-- Start EXCERPT PROVIDED --

VIDOR 4000: Servo Interface

Introduction

Now a little project: a servo interface. This will give me a chance to experiment with some very simple communication between the microcontroller and the FPGA on my VIDOR 4000 board.

I'm going to have 8 servo channels, which the FPGA will drive out on the D0 to D7 pins of the header, and the control will be via a simple, write-only SPI interface on the SCK and MOSI pins from the SAM processor [with A0 used as the SS chip select].

I'm sure, if I looked around, I could find an existing design, but I thought it would make for a more interesting blog if I did one for myself, from the ground up.

The Design

I don't know much at all about model servos, so I had to look at a few datasheets, the Wikipedia page [1], and a couple of websites to find out what the waveform I'm going to generate should be like.

It's a repetitive waveform, where the timing of the falling edge after the positive edge determines the servo angle. Like this:

Traditionally, the repetition rate was 50Hz (20ms period). I'll stick to that for this blog, though it wouldn't be too difficult to change it or even make it programmable.

-- End EXCERPT PROVIDED --

In the servo interface write-up, which header pins will the FPGA use to drive the eight servo channels?

-- Start INFORMATION PROVIDED --

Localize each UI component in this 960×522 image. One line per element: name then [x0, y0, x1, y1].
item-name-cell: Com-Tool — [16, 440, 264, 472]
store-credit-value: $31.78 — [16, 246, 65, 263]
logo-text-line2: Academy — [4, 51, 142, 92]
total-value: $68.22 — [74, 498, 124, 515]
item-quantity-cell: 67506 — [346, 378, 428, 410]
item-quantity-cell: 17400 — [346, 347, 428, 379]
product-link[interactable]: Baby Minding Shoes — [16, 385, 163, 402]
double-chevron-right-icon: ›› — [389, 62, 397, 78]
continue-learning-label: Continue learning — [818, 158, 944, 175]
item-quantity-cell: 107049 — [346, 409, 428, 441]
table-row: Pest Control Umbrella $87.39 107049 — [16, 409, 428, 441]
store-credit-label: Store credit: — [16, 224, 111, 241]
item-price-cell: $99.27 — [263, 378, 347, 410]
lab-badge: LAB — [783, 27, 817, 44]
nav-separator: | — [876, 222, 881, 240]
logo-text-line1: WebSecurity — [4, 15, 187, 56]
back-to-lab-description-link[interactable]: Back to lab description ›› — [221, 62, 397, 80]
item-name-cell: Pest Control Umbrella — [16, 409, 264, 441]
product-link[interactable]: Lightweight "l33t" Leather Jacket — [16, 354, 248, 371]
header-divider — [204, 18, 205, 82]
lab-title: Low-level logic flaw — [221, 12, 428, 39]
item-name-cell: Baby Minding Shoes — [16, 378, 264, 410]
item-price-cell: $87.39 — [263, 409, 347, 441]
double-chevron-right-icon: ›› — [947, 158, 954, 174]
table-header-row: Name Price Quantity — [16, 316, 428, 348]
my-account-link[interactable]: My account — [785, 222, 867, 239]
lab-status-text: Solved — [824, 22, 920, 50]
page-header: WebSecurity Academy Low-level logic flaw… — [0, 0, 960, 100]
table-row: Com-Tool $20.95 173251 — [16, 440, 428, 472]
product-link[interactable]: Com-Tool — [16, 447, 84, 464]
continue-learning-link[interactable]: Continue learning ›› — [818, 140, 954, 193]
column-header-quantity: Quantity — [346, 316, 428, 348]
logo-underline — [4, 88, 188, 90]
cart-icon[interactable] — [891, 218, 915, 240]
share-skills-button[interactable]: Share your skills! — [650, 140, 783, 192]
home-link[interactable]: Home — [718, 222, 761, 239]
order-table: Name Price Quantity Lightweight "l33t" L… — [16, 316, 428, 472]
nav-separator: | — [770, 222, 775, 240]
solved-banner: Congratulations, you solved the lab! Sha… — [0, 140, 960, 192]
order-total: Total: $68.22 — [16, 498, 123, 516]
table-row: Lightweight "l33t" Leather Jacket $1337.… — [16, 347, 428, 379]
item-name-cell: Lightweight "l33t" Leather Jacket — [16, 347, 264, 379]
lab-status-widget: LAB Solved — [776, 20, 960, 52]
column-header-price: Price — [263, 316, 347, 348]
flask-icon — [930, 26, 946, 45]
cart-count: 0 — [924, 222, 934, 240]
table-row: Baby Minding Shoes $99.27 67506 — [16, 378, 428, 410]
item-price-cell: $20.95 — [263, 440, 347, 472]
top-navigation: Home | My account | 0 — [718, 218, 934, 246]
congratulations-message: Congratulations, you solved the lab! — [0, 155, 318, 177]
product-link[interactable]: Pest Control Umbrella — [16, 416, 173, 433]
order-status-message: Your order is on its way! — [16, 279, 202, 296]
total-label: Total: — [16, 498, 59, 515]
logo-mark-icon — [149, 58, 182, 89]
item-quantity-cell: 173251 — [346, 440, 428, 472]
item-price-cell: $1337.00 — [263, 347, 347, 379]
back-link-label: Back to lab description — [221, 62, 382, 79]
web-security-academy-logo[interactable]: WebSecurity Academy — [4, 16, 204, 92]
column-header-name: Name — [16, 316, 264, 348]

-- End INFORMATION PROVIDED --

THE RESULT: D0 to D7